▶ [What the task asks]:
Output all of the entries below precisely as written.

▶ [Data entries]:

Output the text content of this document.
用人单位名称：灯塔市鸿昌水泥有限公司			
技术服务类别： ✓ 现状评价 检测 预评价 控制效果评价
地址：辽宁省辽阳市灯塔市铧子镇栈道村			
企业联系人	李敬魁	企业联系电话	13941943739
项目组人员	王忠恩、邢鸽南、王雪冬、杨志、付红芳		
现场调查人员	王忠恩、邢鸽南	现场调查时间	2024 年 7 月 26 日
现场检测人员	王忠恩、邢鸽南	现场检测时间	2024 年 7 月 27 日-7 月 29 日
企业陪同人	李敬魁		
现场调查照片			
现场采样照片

▶ [Written response]:
Output the text content of this document.
用人单位名称：灯塔市鸿昌水泥有限公司			
技术服务类别： ✓ 现状评价 检测 预评价 控制效果评价
地址：辽宁省辽阳市灯塔市铧子镇栈道村			
企业联系人	李敬魁	企业联系电话	13941943739
项目组人员	王忠恩、邢鸽南、王雪冬、杨志、付红芳		
现场调查人员	王忠恩、邢鸽南	现场调查时间	2024 年 7 月 26 日
现场检测人员	王忠恩、邢鸽南	现场检测时间	2024 年 7 月 27 日-7 月 29 日
企业陪同人	李敬魁		
现场调查照片			
现场采样照片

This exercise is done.